What is needed:
Return all of the data exactly, with nothing left out but the pictures.

.....

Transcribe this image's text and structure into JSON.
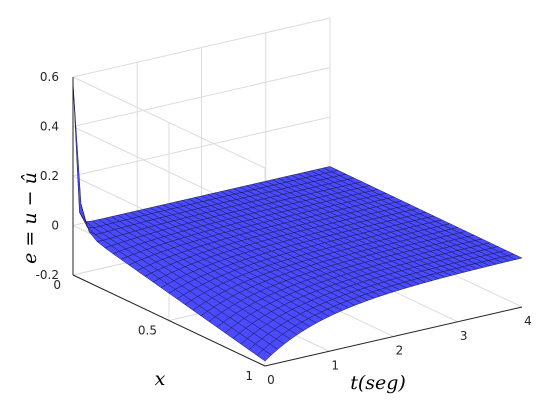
{
  "chart_data": {
    "type": "surface",
    "title": "",
    "xlabel": "t(seg)",
    "ylabel": "x",
    "zlabel": "e = u − û",
    "t_ticks": [
      "0",
      "1",
      "2",
      "3",
      "4"
    ],
    "x_ticks": [
      "0",
      "0.5",
      "1"
    ],
    "z_ticks": [
      "-0.2",
      "0",
      "0.2",
      "0.4",
      "0.6"
    ],
    "t_range": [
      0,
      4
    ],
    "x_range": [
      0,
      1
    ],
    "z_range": [
      -0.2,
      0.6
    ],
    "grid": true,
    "surface_color": "#4a4aff",
    "edge_color": "#1a1a4a",
    "surface_description_values": {
      "t": [
        0,
        0.1,
        0.3,
        0.6,
        1.0,
        1.5,
        2.0,
        2.5,
        3.0,
        3.5,
        4.0
      ],
      "x": [
        0,
        0.05,
        0.1,
        0.2,
        0.3,
        0.4,
        0.5,
        0.6,
        0.7,
        0.8,
        0.9,
        0.95,
        1.0
      ],
      "peak": {
        "t": 0,
        "x": 0,
        "e": 0.58
      },
      "trough": {
        "t": 0,
        "x": 1,
        "e": -0.18
      }
    }
  }
}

.....

Final answer:
Transcribe this image's text and structure into JSON.
{
  "chart_data": {
    "type": "surface",
    "title": "",
    "xlabel": "t(seg)",
    "ylabel": "x",
    "zlabel": "e = u − û",
    "t_ticks": [
      "0",
      "1",
      "2",
      "3",
      "4"
    ],
    "x_ticks": [
      "0",
      "0.5",
      "1"
    ],
    "z_ticks": [
      "-0.2",
      "0",
      "0.2",
      "0.4",
      "0.6"
    ],
    "t_range": [
      0,
      4
    ],
    "x_range": [
      0,
      1
    ],
    "z_range": [
      -0.2,
      0.6
    ],
    "grid": true,
    "surface_color": "#4a4aff",
    "edge_color": "#1a1a4a",
    "surface_description_values": {
      "t": [
        0,
        0.1,
        0.3,
        0.6,
        1.0,
        1.5,
        2.0,
        2.5,
        3.0,
        3.5,
        4.0
      ],
      "x": [
        0,
        0.05,
        0.1,
        0.2,
        0.3,
        0.4,
        0.5,
        0.6,
        0.7,
        0.8,
        0.9,
        0.95,
        1.0
      ],
      "peak": {
        "t": 0,
        "x": 0,
        "e": 0.58
      },
      "trough": {
        "t": 0,
        "x": 1,
        "e": -0.18
      }
    }
  }
}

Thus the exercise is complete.